→ What needs to be done:
Render the rows from the line containing "Patent image size: (816, 730)." through the line containing "The second side 86C is at (582, 348).", inclusive, as a two-column CSV with the headers description and positions. Each row becomes one CSV line, with both fields quoted and all line breaks replaced by spaces.

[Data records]
-- START --
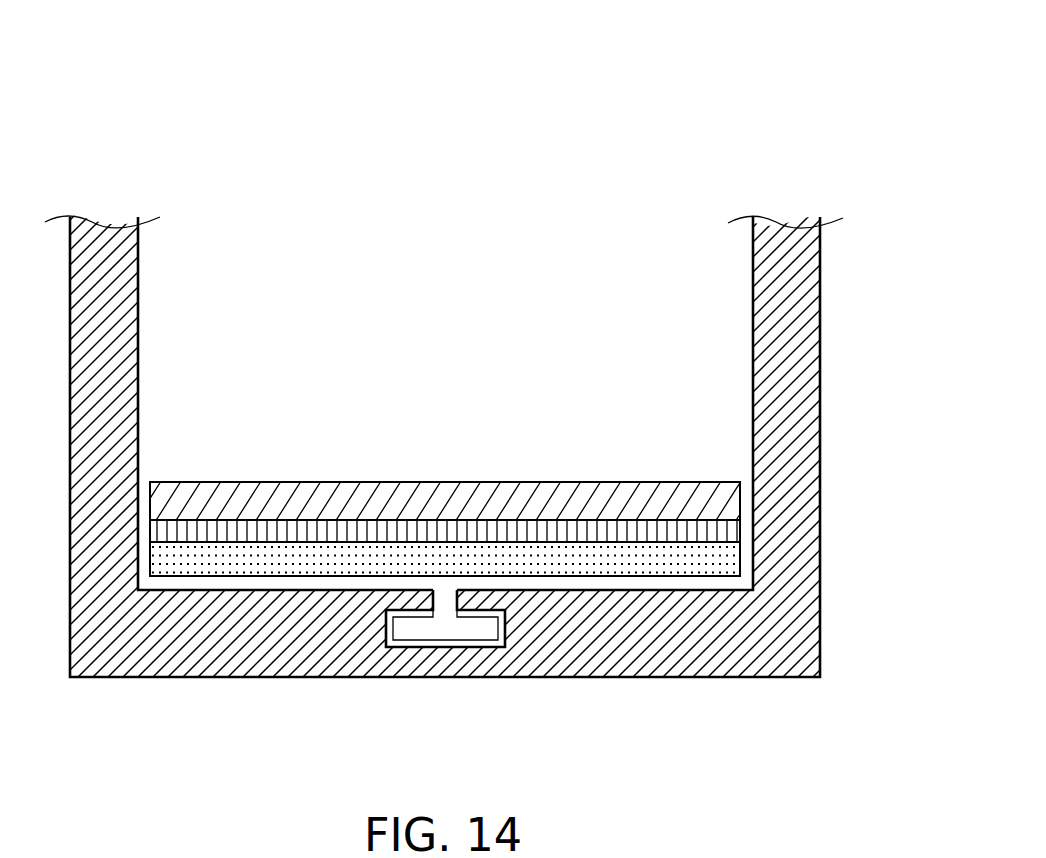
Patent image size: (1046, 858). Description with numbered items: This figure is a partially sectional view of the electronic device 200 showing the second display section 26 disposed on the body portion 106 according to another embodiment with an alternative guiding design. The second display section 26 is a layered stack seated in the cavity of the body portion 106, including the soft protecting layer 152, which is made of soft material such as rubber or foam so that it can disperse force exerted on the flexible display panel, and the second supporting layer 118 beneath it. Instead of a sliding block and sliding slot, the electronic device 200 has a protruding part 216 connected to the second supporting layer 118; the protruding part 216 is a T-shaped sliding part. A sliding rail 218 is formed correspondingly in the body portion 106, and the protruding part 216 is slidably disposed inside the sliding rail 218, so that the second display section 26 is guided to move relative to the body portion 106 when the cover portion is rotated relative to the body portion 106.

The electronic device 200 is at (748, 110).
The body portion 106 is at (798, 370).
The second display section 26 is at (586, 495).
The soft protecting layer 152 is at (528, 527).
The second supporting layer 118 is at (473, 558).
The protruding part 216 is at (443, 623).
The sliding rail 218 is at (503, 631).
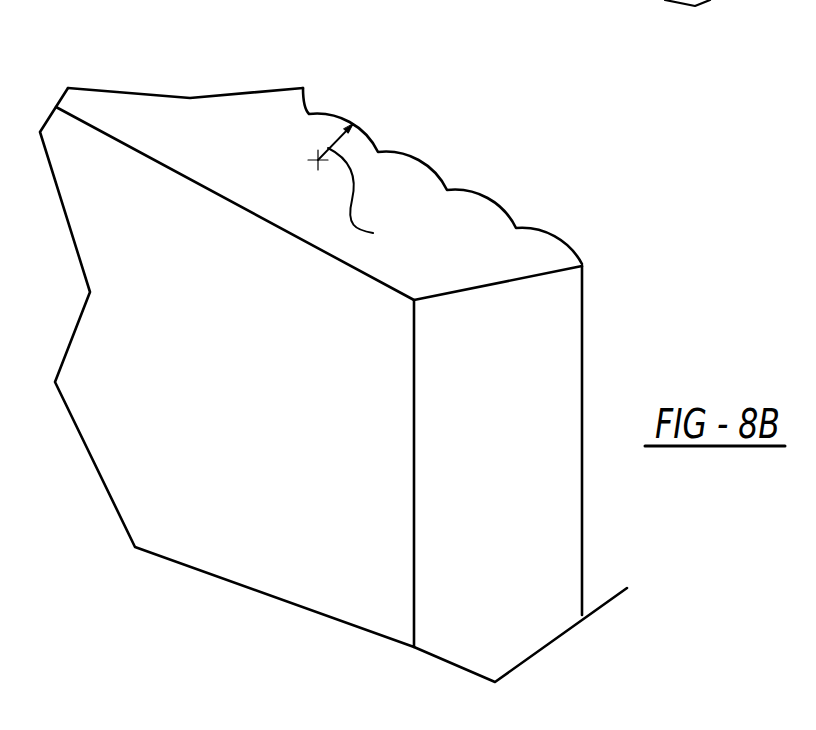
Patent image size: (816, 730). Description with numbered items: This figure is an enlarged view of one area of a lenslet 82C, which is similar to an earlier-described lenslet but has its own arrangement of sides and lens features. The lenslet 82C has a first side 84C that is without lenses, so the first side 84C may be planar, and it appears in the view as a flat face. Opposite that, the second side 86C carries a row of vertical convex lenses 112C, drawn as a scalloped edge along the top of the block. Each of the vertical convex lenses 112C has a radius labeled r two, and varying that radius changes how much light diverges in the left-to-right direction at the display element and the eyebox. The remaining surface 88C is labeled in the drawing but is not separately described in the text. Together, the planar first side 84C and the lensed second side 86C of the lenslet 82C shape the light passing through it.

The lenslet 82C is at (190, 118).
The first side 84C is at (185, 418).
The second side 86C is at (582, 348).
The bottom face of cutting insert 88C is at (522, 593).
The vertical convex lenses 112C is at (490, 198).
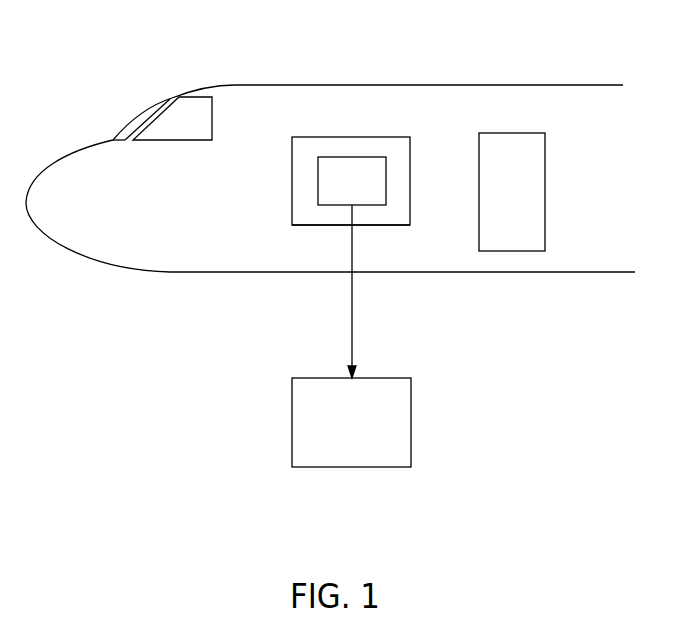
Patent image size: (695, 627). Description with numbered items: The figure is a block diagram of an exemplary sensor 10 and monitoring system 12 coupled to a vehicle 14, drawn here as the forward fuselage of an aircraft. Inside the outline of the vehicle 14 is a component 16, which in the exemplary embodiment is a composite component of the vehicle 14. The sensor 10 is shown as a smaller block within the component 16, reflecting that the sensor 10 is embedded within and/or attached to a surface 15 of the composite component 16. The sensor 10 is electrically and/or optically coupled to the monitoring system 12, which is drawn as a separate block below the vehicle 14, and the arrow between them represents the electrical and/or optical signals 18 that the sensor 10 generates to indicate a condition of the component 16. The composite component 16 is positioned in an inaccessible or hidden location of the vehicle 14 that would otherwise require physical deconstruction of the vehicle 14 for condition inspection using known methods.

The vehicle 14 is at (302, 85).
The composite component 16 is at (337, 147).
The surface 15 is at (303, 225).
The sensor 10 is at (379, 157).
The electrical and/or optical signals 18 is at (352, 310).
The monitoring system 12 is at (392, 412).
-- END --
→ Solution to the problem:
description,positions
"Patent image size: (816, 730). Description with numbered items: This figure is an enlarged view of one area of a lenslet 82C, which is similar to an earlier-described lenslet but has its own arrangement of sides and lens features. The lenslet 82C has a first side 84C that is without lenses, so the first side 84C may be planar, and it appears in the view as a flat face. Opposite that, the second side 86C carries a row of vertical convex lenses 112C, drawn as a scalloped edge along the top of the block. Each of the vertical convex lenses 112C has a radius labeled r two, and varying that radius changes how much light diverges in the left-to-right direction at the display element and the eyebox. The remaining surface 88C is labeled in the drawing but is not separately described in the text. Together, the planar first side 84C and the lensed second side 86C of the lenslet 82C shape the light passing through it.","The lenslet 82C is at (190, 118). The first side 84C is at (185, 418). The second side 86C is at (582, 348)."